§ Supplied data:

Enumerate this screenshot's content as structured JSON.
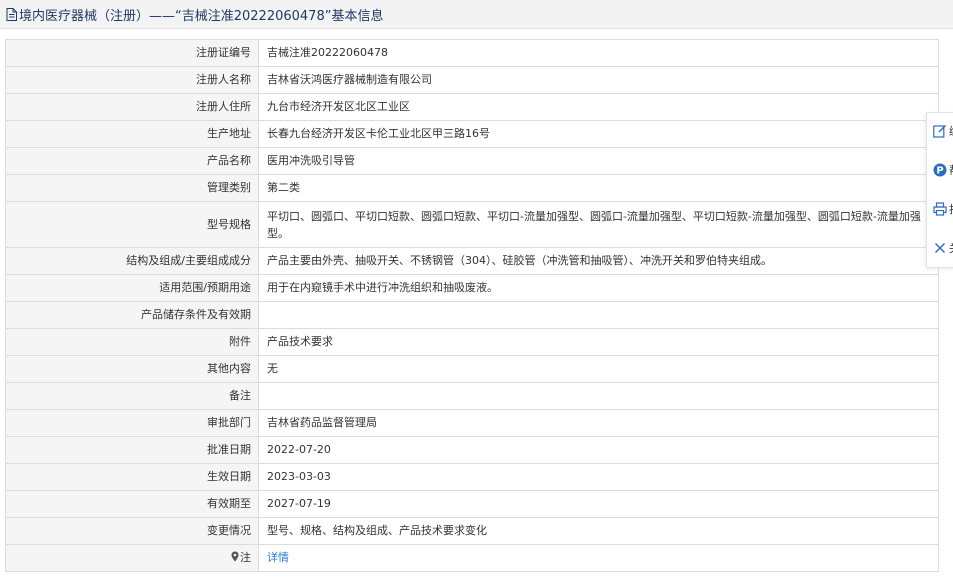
{
  "header": {
    "title": "境内医疗器械（注册）——“吉械注准20222060478”基本信息"
  },
  "rows": [
    {
      "label": "注册证编号",
      "value": "吉械注准20222060478"
    },
    {
      "label": "注册人名称",
      "value": "吉林省沃鸿医疗器械制造有限公司"
    },
    {
      "label": "注册人住所",
      "value": "九台市经济开发区北区工业区"
    },
    {
      "label": "生产地址",
      "value": "长春九台经济开发区卡伦工业北区甲三路16号"
    },
    {
      "label": "产品名称",
      "value": "医用冲洗吸引导管"
    },
    {
      "label": "管理类别",
      "value": "第二类"
    },
    {
      "label": "型号规格",
      "value": "平切口、圆弧口、平切口短款、圆弧口短款、平切口-流量加强型、圆弧口-流量加强型、平切口短款-流量加强型、圆弧口短款-流量加强型。"
    },
    {
      "label": "结构及组成/主要组成成分",
      "value": "产品主要由外壳、抽吸开关、不锈钢管（304）、硅胶管（冲洗管和抽吸管）、冲洗开关和罗伯特夹组成。"
    },
    {
      "label": "适用范围/预期用途",
      "value": "用于在内窥镜手术中进行冲洗组织和抽吸废液。"
    },
    {
      "label": "产品储存条件及有效期",
      "value": ""
    },
    {
      "label": "附件",
      "value": "产品技术要求"
    },
    {
      "label": "其他内容",
      "value": "无"
    },
    {
      "label": "备注",
      "value": ""
    },
    {
      "label": "审批部门",
      "value": "吉林省药品监督管理局"
    },
    {
      "label": "批准日期",
      "value": "2022-07-20"
    },
    {
      "label": "生效日期",
      "value": "2023-03-03"
    },
    {
      "label": "有效期至",
      "value": "2027-07-19"
    },
    {
      "label": "变更情况",
      "value": "型号、规格、结构及组成、产品技术要求变化"
    },
    {
      "label": "注",
      "value": "详情"
    }
  ],
  "side_toolbar": {
    "items": [
      {
        "icon": "edit-icon",
        "label": "编"
      },
      {
        "icon": "help-icon",
        "label": "帮"
      },
      {
        "icon": "print-icon",
        "label": "打"
      },
      {
        "icon": "close-icon",
        "label": "关"
      }
    ]
  },
  "colors": {
    "header_text": "#1f3a66",
    "link": "#2b7bd6",
    "toolbar_icon": "#2b6cc4"
  }
}
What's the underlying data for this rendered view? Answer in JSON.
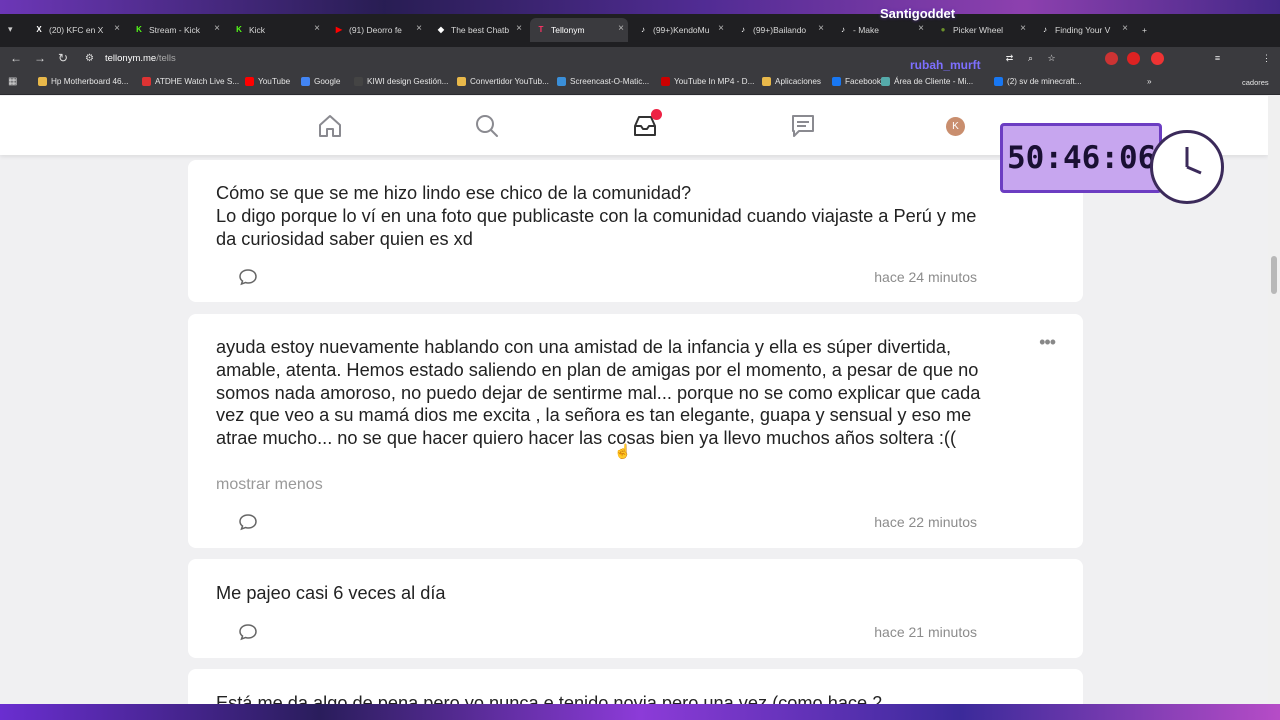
{
  "tabs": [
    {
      "label": "(20) KFC en X",
      "fav_color": "#ffffff",
      "fav_glyph": "X"
    },
    {
      "label": "Stream - Kick",
      "fav_color": "#53fc18",
      "fav_glyph": "K"
    },
    {
      "label": "Kick",
      "fav_color": "#53fc18",
      "fav_glyph": "K"
    },
    {
      "label": "(91) Deorro fe",
      "fav_color": "#ff0000",
      "fav_glyph": "▶"
    },
    {
      "label": "The best Chatb",
      "fav_color": "#ffffff",
      "fav_glyph": "◆"
    },
    {
      "label": "Tellonym",
      "fav_color": "#ff3366",
      "fav_glyph": "T"
    },
    {
      "label": "(99+)KendoMu",
      "fav_color": "#ffffff",
      "fav_glyph": "♪"
    },
    {
      "label": "(99+)Bailando",
      "fav_color": "#ffffff",
      "fav_glyph": "♪"
    },
    {
      "label": "- Make",
      "fav_color": "#ffffff",
      "fav_glyph": "♪"
    },
    {
      "label": "Picker Wheel",
      "fav_color": "#6a8f2b",
      "fav_glyph": "●"
    },
    {
      "label": "Finding Your V",
      "fav_color": "#ffffff",
      "fav_glyph": "♪"
    }
  ],
  "url": {
    "domain": "tellonym.me",
    "path": "/tells"
  },
  "bookmarks": [
    {
      "label": "Hp Motherboard 46...",
      "color": "#e8b84a"
    },
    {
      "label": "ATDHE Watch Live S...",
      "color": "#d33"
    },
    {
      "label": "YouTube",
      "color": "#ff0000"
    },
    {
      "label": "Google",
      "color": "#4285f4"
    },
    {
      "label": "KIWI design Gestión...",
      "color": "#444"
    },
    {
      "label": "Convertidor YouTub...",
      "color": "#e8b84a"
    },
    {
      "label": "Screencast-O-Matic...",
      "color": "#3a8fd9"
    },
    {
      "label": "YouTube In MP4 - D...",
      "color": "#c00"
    },
    {
      "label": "Aplicaciones",
      "color": "#e8b84a"
    },
    {
      "label": "Facebook",
      "color": "#1877f2"
    },
    {
      "label": "Área de Cliente - Mi...",
      "color": "#5aa"
    },
    {
      "label": "(2) sv de minecraft...",
      "color": "#1877f2"
    }
  ],
  "bookmarks_overflow": "»",
  "bookmarks_other": "cadores",
  "app": {
    "avatar_letter": "K"
  },
  "cards": [
    {
      "text": "Cómo se que se me hizo lindo ese chico de la comunidad?\nLo digo porque lo ví en una foto que publicaste con la comunidad cuando viajaste a Perú y me da curiosidad saber quien es xd",
      "time": "hace 24 minutos"
    },
    {
      "text": "ayuda estoy nuevamente hablando con una amistad de la infancia y ella es súper divertida, amable, atenta. Hemos estado saliendo en plan de amigas por el momento, a pesar de que no somos nada amoroso, no puedo dejar de sentirme mal... porque no se como explicar que cada vez que veo a su mamá dios me excita , la señora es tan elegante, guapa y sensual y eso me atrae mucho... no se que hacer quiero hacer las cosas bien ya llevo muchos años soltera :((",
      "toggle": "mostrar menos",
      "time": "hace 22 minutos",
      "more": "•••"
    },
    {
      "text": "Me pajeo casi 6 veces al día",
      "time": "hace 21 minutos"
    },
    {
      "text": "Está me da algo de pena pero yo nunca e tenido novia pero una vez (como hace 2"
    }
  ],
  "overlay": {
    "timer": "50:46:06",
    "streamer": "Santigoddet",
    "chatter": "rubah_murft"
  }
}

§ What is needed: Pictures in the records should not appear in your copy, but everything else must be transcribed exactly.

§ Answer to the problem:
Enumerate this screenshot's content as structured JSON.
{
  "header": {
    "title": "境内医疗器械（注册）——“吉械注准20222060478”基本信息"
  },
  "rows": [
    {
      "label": "注册证编号",
      "value": "吉械注准20222060478"
    },
    {
      "label": "注册人名称",
      "value": "吉林省沃鸿医疗器械制造有限公司"
    },
    {
      "label": "注册人住所",
      "value": "九台市经济开发区北区工业区"
    },
    {
      "label": "生产地址",
      "value": "长春九台经济开发区卡伦工业北区甲三路16号"
    },
    {
      "label": "产品名称",
      "value": "医用冲洗吸引导管"
    },
    {
      "label": "管理类别",
      "value": "第二类"
    },
    {
      "label": "型号规格",
      "value": "平切口、圆弧口、平切口短款、圆弧口短款、平切口-流量加强型、圆弧口-流量加强型、平切口短款-流量加强型、圆弧口短款-流量加强型。"
    },
    {
      "label": "结构及组成/主要组成成分",
      "value": "产品主要由外壳、抽吸开关、不锈钢管（304）、硅胶管（冲洗管和抽吸管）、冲洗开关和罗伯特夹组成。"
    },
    {
      "label": "适用范围/预期用途",
      "value": "用于在内窥镜手术中进行冲洗组织和抽吸废液。"
    },
    {
      "label": "产品储存条件及有效期",
      "value": ""
    },
    {
      "label": "附件",
      "value": "产品技术要求"
    },
    {
      "label": "其他内容",
      "value": "无"
    },
    {
      "label": "备注",
      "value": ""
    },
    {
      "label": "审批部门",
      "value": "吉林省药品监督管理局"
    },
    {
      "label": "批准日期",
      "value": "2022-07-20"
    },
    {
      "label": "生效日期",
      "value": "2023-03-03"
    },
    {
      "label": "有效期至",
      "value": "2027-07-19"
    },
    {
      "label": "变更情况",
      "value": "型号、规格、结构及组成、产品技术要求变化"
    },
    {
      "label": "注",
      "value": "详情"
    }
  ],
  "side_toolbar": {
    "items": [
      {
        "icon": "edit-icon",
        "label": "编"
      },
      {
        "icon": "help-icon",
        "label": "帮"
      },
      {
        "icon": "print-icon",
        "label": "打"
      },
      {
        "icon": "close-icon",
        "label": "关"
      }
    ]
  },
  "colors": {
    "header_text": "#1f3a66",
    "link": "#2b7bd6",
    "toolbar_icon": "#2b6cc4"
  }
}
What's the underlying data for this rendered view? Answer in JSON.
{
  "tabs": [
    {
      "label": "(20) KFC en X",
      "fav_color": "#ffffff",
      "fav_glyph": "X"
    },
    {
      "label": "Stream - Kick",
      "fav_color": "#53fc18",
      "fav_glyph": "K"
    },
    {
      "label": "Kick",
      "fav_color": "#53fc18",
      "fav_glyph": "K"
    },
    {
      "label": "(91) Deorro fe",
      "fav_color": "#ff0000",
      "fav_glyph": "▶"
    },
    {
      "label": "The best Chatb",
      "fav_color": "#ffffff",
      "fav_glyph": "◆"
    },
    {
      "label": "Tellonym",
      "fav_color": "#ff3366",
      "fav_glyph": "T"
    },
    {
      "label": "(99+)KendoMu",
      "fav_color": "#ffffff",
      "fav_glyph": "♪"
    },
    {
      "label": "(99+)Bailando",
      "fav_color": "#ffffff",
      "fav_glyph": "♪"
    },
    {
      "label": "- Make",
      "fav_color": "#ffffff",
      "fav_glyph": "♪"
    },
    {
      "label": "Picker Wheel",
      "fav_color": "#6a8f2b",
      "fav_glyph": "●"
    },
    {
      "label": "Finding Your V",
      "fav_color": "#ffffff",
      "fav_glyph": "♪"
    }
  ],
  "url": {
    "domain": "tellonym.me",
    "path": "/tells"
  },
  "bookmarks": [
    {
      "label": "Hp Motherboard 46...",
      "color": "#e8b84a"
    },
    {
      "label": "ATDHE Watch Live S...",
      "color": "#d33"
    },
    {
      "label": "YouTube",
      "color": "#ff0000"
    },
    {
      "label": "Google",
      "color": "#4285f4"
    },
    {
      "label": "KIWI design Gestión...",
      "color": "#444"
    },
    {
      "label": "Convertidor YouTub...",
      "color": "#e8b84a"
    },
    {
      "label": "Screencast-O-Matic...",
      "color": "#3a8fd9"
    },
    {
      "label": "YouTube In MP4 - D...",
      "color": "#c00"
    },
    {
      "label": "Aplicaciones",
      "color": "#e8b84a"
    },
    {
      "label": "Facebook",
      "color": "#1877f2"
    },
    {
      "label": "Área de Cliente - Mi...",
      "color": "#5aa"
    },
    {
      "label": "(2) sv de minecraft...",
      "color": "#1877f2"
    }
  ],
  "bookmarks_overflow": "»",
  "bookmarks_other": "cadores",
  "app": {
    "avatar_letter": "K"
  },
  "cards": [
    {
      "text": "Cómo se que se me hizo lindo ese chico de la comunidad?\nLo digo porque lo ví en una foto que publicaste con la comunidad cuando viajaste a Perú y me da curiosidad saber quien es xd",
      "time": "hace 24 minutos"
    },
    {
      "text": "ayuda estoy nuevamente hablando con una amistad de la infancia y ella es súper divertida, amable, atenta. Hemos estado saliendo en plan de amigas por el momento, a pesar de que no somos nada amoroso, no puedo dejar de sentirme mal... porque no se como explicar que cada vez que veo a su mamá dios me excita , la señora es tan elegante, guapa y sensual y eso me atrae mucho... no se que hacer quiero hacer las cosas bien ya llevo muchos años soltera :((",
      "toggle": "mostrar menos",
      "time": "hace 22 minutos",
      "more": "•••"
    },
    {
      "text": "Me pajeo casi 6 veces al día",
      "time": "hace 21 minutos"
    },
    {
      "text": "Está me da algo de pena pero yo nunca e tenido novia pero una vez (como hace 2"
    }
  ],
  "overlay": {
    "timer": "50:46:06",
    "streamer": "Santigoddet",
    "chatter": "rubah_murft"
  }
}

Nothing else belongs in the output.